PROBLEM DESCRIPTION: Pictures stay out of the copy; set down each line of the listing below exactly.

Dataset records:
┄┄┄┄┄┄┄┄┄┄

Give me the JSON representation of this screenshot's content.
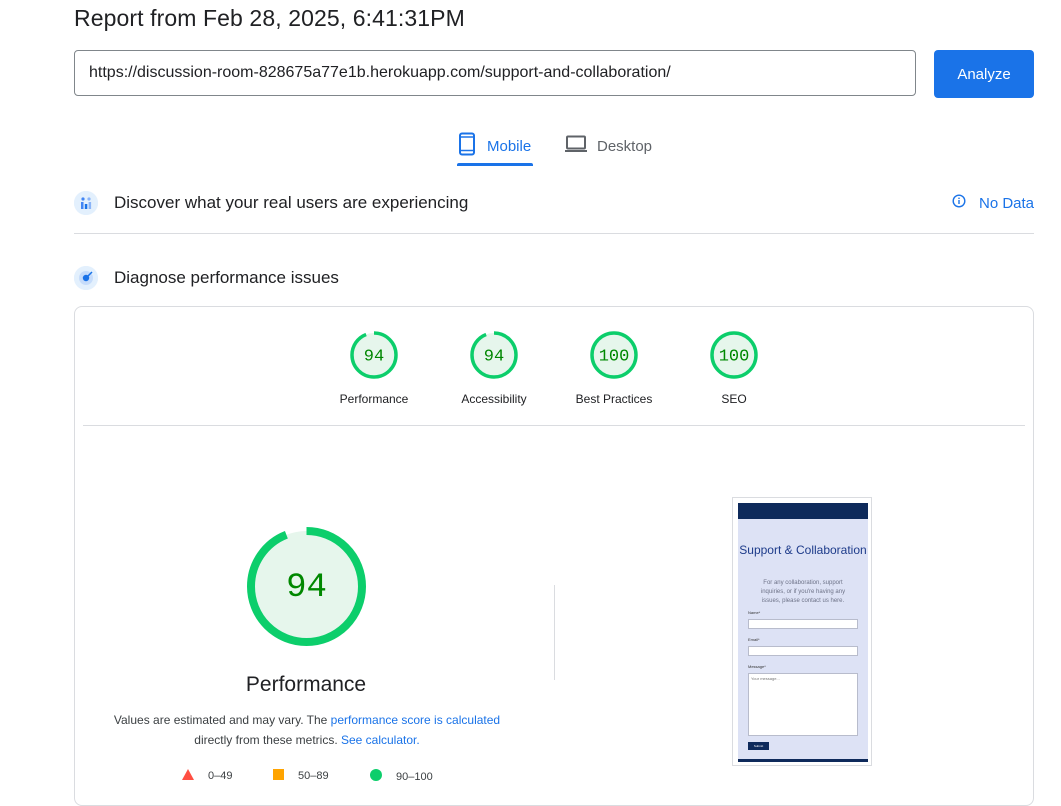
{
  "header": {
    "title": "Report from Feb 28, 2025, 6:41:31PM",
    "url_value": "https://discussion-room-828675a77e1b.herokuapp.com/support-and-collaboration/",
    "analyze_label": "Analyze"
  },
  "tabs": {
    "mobile": "Mobile",
    "desktop": "Desktop",
    "active": "Mobile"
  },
  "field_data": {
    "title": "Discover what your real users are experiencing",
    "status": "No Data"
  },
  "diagnose": {
    "title": "Diagnose performance issues"
  },
  "scores": [
    {
      "label": "Performance",
      "value": "94",
      "fraction": 0.94
    },
    {
      "label": "Accessibility",
      "value": "94",
      "fraction": 0.94
    },
    {
      "label": "Best Practices",
      "value": "100",
      "fraction": 1.0
    },
    {
      "label": "SEO",
      "value": "100",
      "fraction": 1.0
    }
  ],
  "performance": {
    "score": "94",
    "fraction": 0.94,
    "label": "Performance",
    "desc_prefix": "Values are estimated and may vary. The ",
    "desc_link": "performance score is calculated",
    "desc_mid": "directly from these metrics. ",
    "desc_calc_link": "See calculator."
  },
  "legend": {
    "fail": "0–49",
    "average": "50–89",
    "pass": "90–100"
  },
  "screenshot": {
    "heading": "Support & Collaboration",
    "subtext": "For any collaboration, support inquiries, or if you're having any issues, please contact us here.",
    "name_label": "Name*",
    "email_label": "Email*",
    "message_label": "Message*",
    "message_placeholder": "Your message...",
    "submit_label": "Submit"
  },
  "colors": {
    "accent": "#1a73e8",
    "pass": "#0cce6b",
    "pass_text": "#008800",
    "pass_bg": "#e6f6ec",
    "average": "#ffa400",
    "fail": "#ff4e42"
  }
}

┄┄┄┄┄┄┄┄┄┄

SOLUTION:
Give me the JSON representation of this screenshot's content.
{
  "header": {
    "title": "Report from Feb 28, 2025, 6:41:31PM",
    "url_value": "https://discussion-room-828675a77e1b.herokuapp.com/support-and-collaboration/",
    "analyze_label": "Analyze"
  },
  "tabs": {
    "mobile": "Mobile",
    "desktop": "Desktop",
    "active": "Mobile"
  },
  "field_data": {
    "title": "Discover what your real users are experiencing",
    "status": "No Data"
  },
  "diagnose": {
    "title": "Diagnose performance issues"
  },
  "scores": [
    {
      "label": "Performance",
      "value": "94",
      "fraction": 0.94
    },
    {
      "label": "Accessibility",
      "value": "94",
      "fraction": 0.94
    },
    {
      "label": "Best Practices",
      "value": "100",
      "fraction": 1.0
    },
    {
      "label": "SEO",
      "value": "100",
      "fraction": 1.0
    }
  ],
  "performance": {
    "score": "94",
    "fraction": 0.94,
    "label": "Performance",
    "desc_prefix": "Values are estimated and may vary. The ",
    "desc_link": "performance score is calculated",
    "desc_mid": "directly from these metrics. ",
    "desc_calc_link": "See calculator."
  },
  "legend": {
    "fail": "0–49",
    "average": "50–89",
    "pass": "90–100"
  },
  "screenshot": {
    "heading": "Support & Collaboration",
    "subtext": "For any collaboration, support inquiries, or if you're having any issues, please contact us here.",
    "name_label": "Name*",
    "email_label": "Email*",
    "message_label": "Message*",
    "message_placeholder": "Your message...",
    "submit_label": "Submit"
  },
  "colors": {
    "accent": "#1a73e8",
    "pass": "#0cce6b",
    "pass_text": "#008800",
    "pass_bg": "#e6f6ec",
    "average": "#ffa400",
    "fail": "#ff4e42"
  }
}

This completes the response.